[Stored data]
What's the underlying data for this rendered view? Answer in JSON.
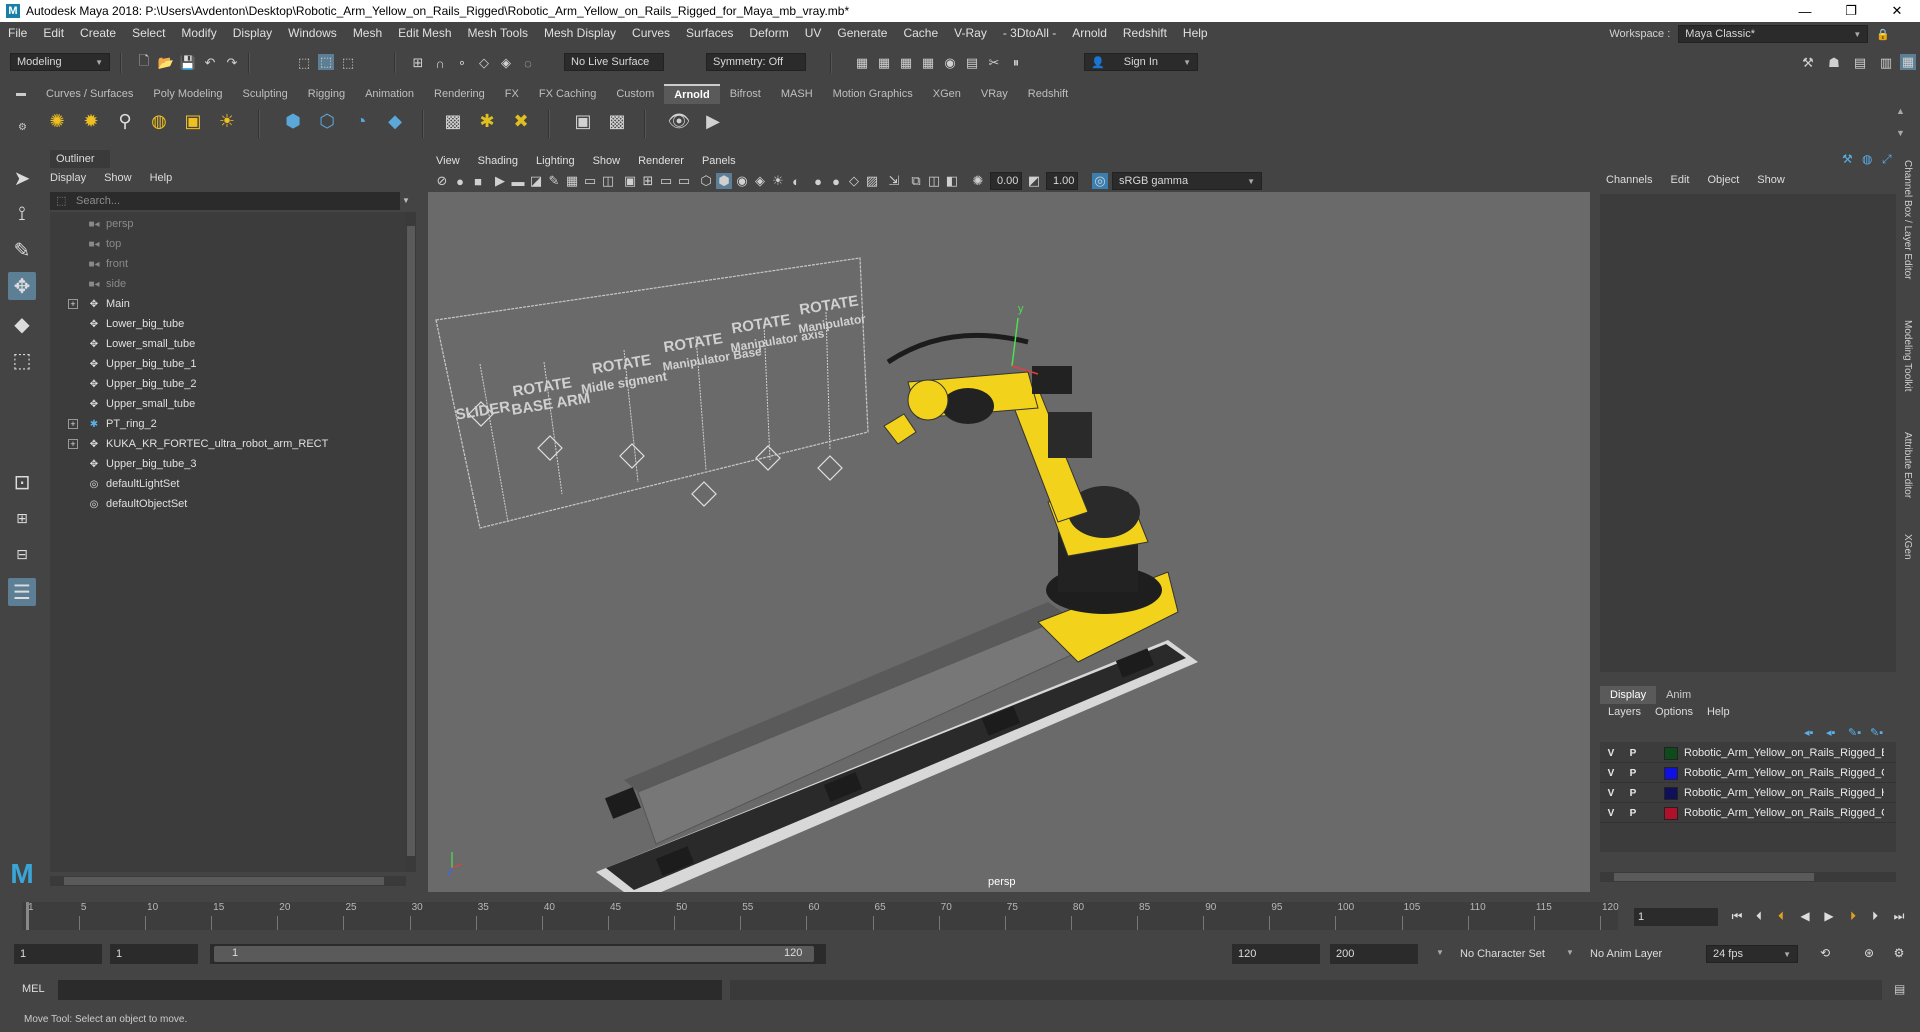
{
  "titlebar": {
    "title": "Autodesk Maya 2018: P:\\Users\\Avdenton\\Desktop\\Robotic_Arm_Yellow_on_Rails_Rigged\\Robotic_Arm_Yellow_on_Rails_Rigged_for_Maya_mb_vray.mb*",
    "logo_letter": "M",
    "minimize": "—",
    "restore": "❐",
    "close": "✕"
  },
  "menubar": {
    "items": [
      "File",
      "Edit",
      "Create",
      "Select",
      "Modify",
      "Display",
      "Windows",
      "Mesh",
      "Edit Mesh",
      "Mesh Tools",
      "Mesh Display",
      "Curves",
      "Surfaces",
      "Deform",
      "UV",
      "Generate",
      "Cache",
      "V-Ray",
      "- 3DtoAll -",
      "Arnold",
      "Redshift",
      "Help"
    ],
    "workspace_label": "Workspace :",
    "workspace_value": "Maya Classic*"
  },
  "statusline": {
    "menuset": "Modeling",
    "live_surface": "No Live Surface",
    "symmetry": "Symmetry: Off",
    "sign_in": "Sign In"
  },
  "shelf": {
    "tabs": [
      "Curves / Surfaces",
      "Poly Modeling",
      "Sculpting",
      "Rigging",
      "Animation",
      "Rendering",
      "FX",
      "FX Caching",
      "Custom",
      "Arnold",
      "Bifrost",
      "MASH",
      "Motion Graphics",
      "XGen",
      "VRay",
      "Redshift"
    ],
    "active_tab": "Arnold"
  },
  "outliner": {
    "title": "Outliner",
    "menu": [
      "Display",
      "Show",
      "Help"
    ],
    "search_placeholder": "Search...",
    "items": [
      {
        "label": "persp",
        "type": "camera",
        "dim": true,
        "expandable": false
      },
      {
        "label": "top",
        "type": "camera",
        "dim": true,
        "expandable": false
      },
      {
        "label": "front",
        "type": "camera",
        "dim": true,
        "expandable": false
      },
      {
        "label": "side",
        "type": "camera",
        "dim": true,
        "expandable": false
      },
      {
        "label": "Main",
        "type": "transform",
        "dim": false,
        "expandable": true
      },
      {
        "label": "Lower_big_tube",
        "type": "transform",
        "dim": false,
        "expandable": false
      },
      {
        "label": "Lower_small_tube",
        "type": "transform",
        "dim": false,
        "expandable": false
      },
      {
        "label": "Upper_big_tube_1",
        "type": "transform",
        "dim": false,
        "expandable": false
      },
      {
        "label": "Upper_big_tube_2",
        "type": "transform",
        "dim": false,
        "expandable": false
      },
      {
        "label": "Upper_small_tube",
        "type": "transform",
        "dim": false,
        "expandable": false
      },
      {
        "label": "PT_ring_2",
        "type": "joint",
        "dim": false,
        "expandable": true
      },
      {
        "label": "KUKA_KR_FORTEC_ultra_robot_arm_RECT",
        "type": "transform",
        "dim": false,
        "expandable": true
      },
      {
        "label": "Upper_big_tube_3",
        "type": "transform",
        "dim": false,
        "expandable": false
      },
      {
        "label": "defaultLightSet",
        "type": "set",
        "dim": false,
        "expandable": false
      },
      {
        "label": "defaultObjectSet",
        "type": "set",
        "dim": false,
        "expandable": false
      }
    ]
  },
  "viewport": {
    "menu": [
      "View",
      "Shading",
      "Lighting",
      "Show",
      "Renderer",
      "Panels"
    ],
    "exposure": "0.00",
    "gamma": "1.00",
    "color_space": "sRGB gamma",
    "camera_label": "persp",
    "rig_labels": [
      {
        "title": "SLIDER",
        "sub": ""
      },
      {
        "title": "ROTATE",
        "sub": "BASE ARM"
      },
      {
        "title": "ROTATE",
        "sub": "Midle sigment"
      },
      {
        "title": "ROTATE",
        "sub": "Manipulator Base"
      },
      {
        "title": "ROTATE",
        "sub": "Manipulator axis"
      },
      {
        "title": "ROTATE",
        "sub": "Manipulator"
      }
    ],
    "axis_y": "y"
  },
  "channelbox": {
    "menu": [
      "Channels",
      "Edit",
      "Object",
      "Show"
    ]
  },
  "layers": {
    "tabs": [
      "Display",
      "Anim"
    ],
    "active_tab": "Display",
    "menu": [
      "Layers",
      "Options",
      "Help"
    ],
    "rows": [
      {
        "v": "V",
        "p": "P",
        "color": "#0f4a1c",
        "name": "Robotic_Arm_Yellow_on_Rails_Rigged_B"
      },
      {
        "v": "V",
        "p": "P",
        "color": "#1010e0",
        "name": "Robotic_Arm_Yellow_on_Rails_Rigged_C"
      },
      {
        "v": "V",
        "p": "P",
        "color": "#10105a",
        "name": "Robotic_Arm_Yellow_on_Rails_Rigged_H"
      },
      {
        "v": "V",
        "p": "P",
        "color": "#b0102a",
        "name": "Robotic_Arm_Yellow_on_Rails_Rigged_C"
      }
    ]
  },
  "side_tabs": [
    "Channel Box / Layer Editor",
    "Modeling Toolkit",
    "Attribute Editor",
    "XGen"
  ],
  "timeslider": {
    "ticks": [
      "1",
      "5",
      "10",
      "15",
      "20",
      "25",
      "30",
      "35",
      "40",
      "45",
      "50",
      "55",
      "60",
      "65",
      "70",
      "75",
      "80",
      "85",
      "90",
      "95",
      "100",
      "105",
      "110",
      "115",
      "120"
    ],
    "current_frame": "1"
  },
  "range": {
    "start": "1",
    "anim_start": "1",
    "range_start": "1",
    "range_end": "120",
    "anim_end": "120",
    "end": "200",
    "character_set": "No Character Set",
    "anim_layer": "No Anim Layer",
    "fps": "24 fps"
  },
  "cmdline": {
    "label": "MEL"
  },
  "helpline": {
    "text": "Move Tool: Select an object to move."
  },
  "colors": {
    "robot_yellow": "#f2d21a",
    "ui_bg": "#444444",
    "viewport_bg": "#6a6a6a",
    "active_tool": "#5d7f96"
  }
}
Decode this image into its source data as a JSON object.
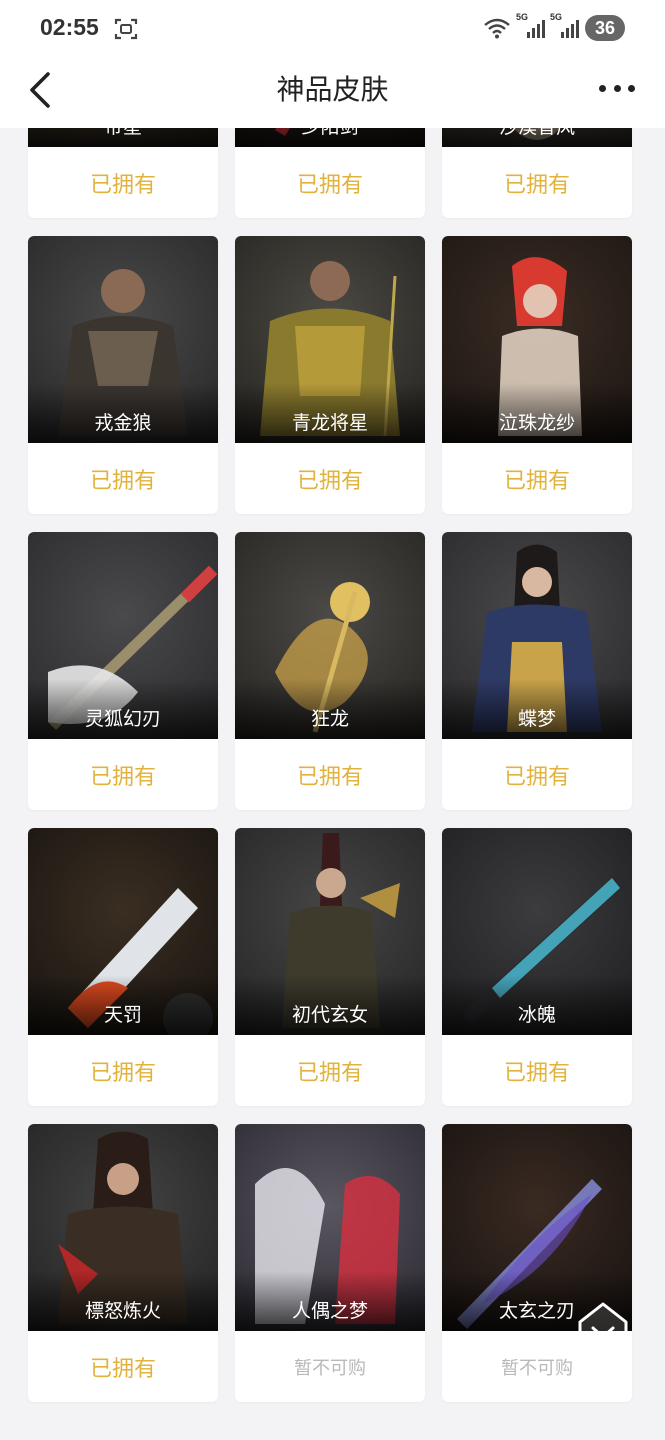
{
  "status_bar": {
    "time": "02:55",
    "network": [
      "5G",
      "5G"
    ],
    "battery": "36"
  },
  "nav": {
    "title": "神品皮肤"
  },
  "skins": [
    {
      "name": "帝星",
      "status": "已拥有",
      "available": true
    },
    {
      "name": "少阳剑",
      "status": "已拥有",
      "available": true
    },
    {
      "name": "沙漠香风",
      "status": "已拥有",
      "available": true
    },
    {
      "name": "戎金狼",
      "status": "已拥有",
      "available": true
    },
    {
      "name": "青龙将星",
      "status": "已拥有",
      "available": true
    },
    {
      "name": "泣珠龙纱",
      "status": "已拥有",
      "available": true
    },
    {
      "name": "灵狐幻刃",
      "status": "已拥有",
      "available": true
    },
    {
      "name": "狂龙",
      "status": "已拥有",
      "available": true
    },
    {
      "name": "蝶梦",
      "status": "已拥有",
      "available": true
    },
    {
      "name": "天罚",
      "status": "已拥有",
      "available": true
    },
    {
      "name": "初代玄女",
      "status": "已拥有",
      "available": true
    },
    {
      "name": "冰魄",
      "status": "已拥有",
      "available": true
    },
    {
      "name": "標怒炼火",
      "status": "已拥有",
      "available": true
    },
    {
      "name": "人偶之梦",
      "status": "暂不可购",
      "available": false
    },
    {
      "name": "太玄之刃",
      "status": "暂不可购",
      "available": false
    }
  ],
  "colors": {
    "owned": "#e2b33c",
    "unavailable": "#b9b9b9",
    "background": "#f3f3f5"
  }
}
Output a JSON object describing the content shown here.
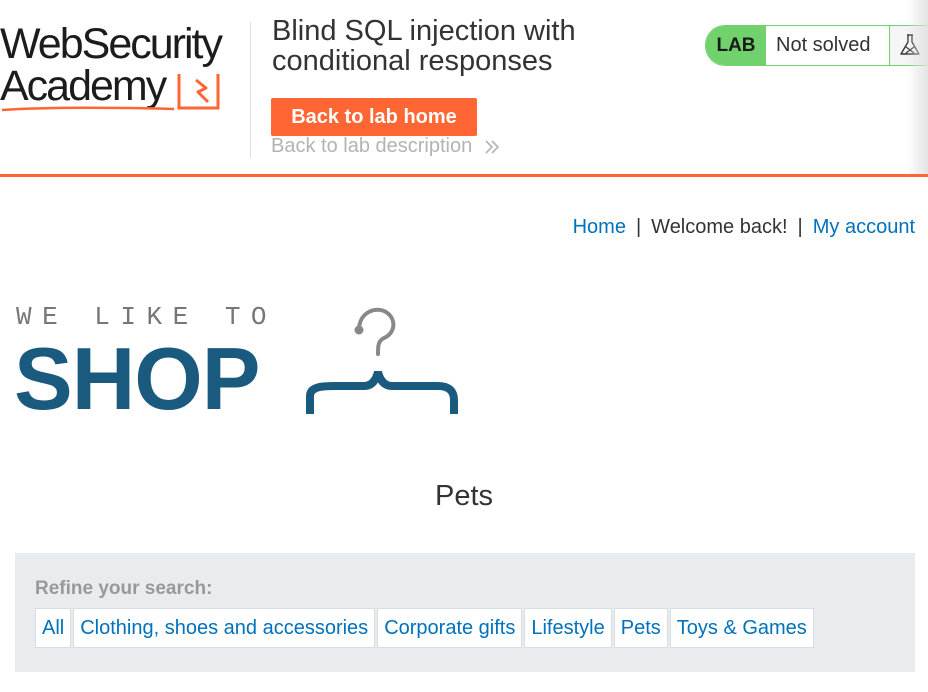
{
  "header": {
    "logo": {
      "line1": "WebSecurity",
      "line2": "Academy"
    },
    "lab_title": "Blind SQL injection with conditional responses",
    "back_home_label": "Back to lab home",
    "back_desc_label": "Back to lab description",
    "status": {
      "badge": "LAB",
      "text": "Not solved"
    }
  },
  "nav": {
    "home": "Home",
    "separator": "|",
    "welcome": "Welcome back!",
    "my_account": "My account"
  },
  "shop": {
    "tagline": "WE LIKE TO",
    "brand": "SHOP"
  },
  "category": {
    "title": "Pets"
  },
  "filters": {
    "label": "Refine your search:",
    "items": [
      "All",
      "Clothing, shoes and accessories",
      "Corporate gifts",
      "Lifestyle",
      "Pets",
      "Toys & Games"
    ]
  },
  "colors": {
    "accent_orange": "#ff6633",
    "lab_green": "#70d16d",
    "link_blue": "#0071bc",
    "shop_brand_blue": "#1b5a7f"
  }
}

§ What is expected
The lines to be quoted run from the line containing "Output a JSON" through the end of the entries above, both included; quote them exactly and leave out any pictures.

§ Task result
Output a JSON object describing the content shown here.
{
  "header": {
    "logo": {
      "line1": "WebSecurity",
      "line2": "Academy"
    },
    "lab_title": "Blind SQL injection with conditional responses",
    "back_home_label": "Back to lab home",
    "back_desc_label": "Back to lab description",
    "status": {
      "badge": "LAB",
      "text": "Not solved"
    }
  },
  "nav": {
    "home": "Home",
    "separator": "|",
    "welcome": "Welcome back!",
    "my_account": "My account"
  },
  "shop": {
    "tagline": "WE LIKE TO",
    "brand": "SHOP"
  },
  "category": {
    "title": "Pets"
  },
  "filters": {
    "label": "Refine your search:",
    "items": [
      "All",
      "Clothing, shoes and accessories",
      "Corporate gifts",
      "Lifestyle",
      "Pets",
      "Toys & Games"
    ]
  },
  "colors": {
    "accent_orange": "#ff6633",
    "lab_green": "#70d16d",
    "link_blue": "#0071bc",
    "shop_brand_blue": "#1b5a7f"
  }
}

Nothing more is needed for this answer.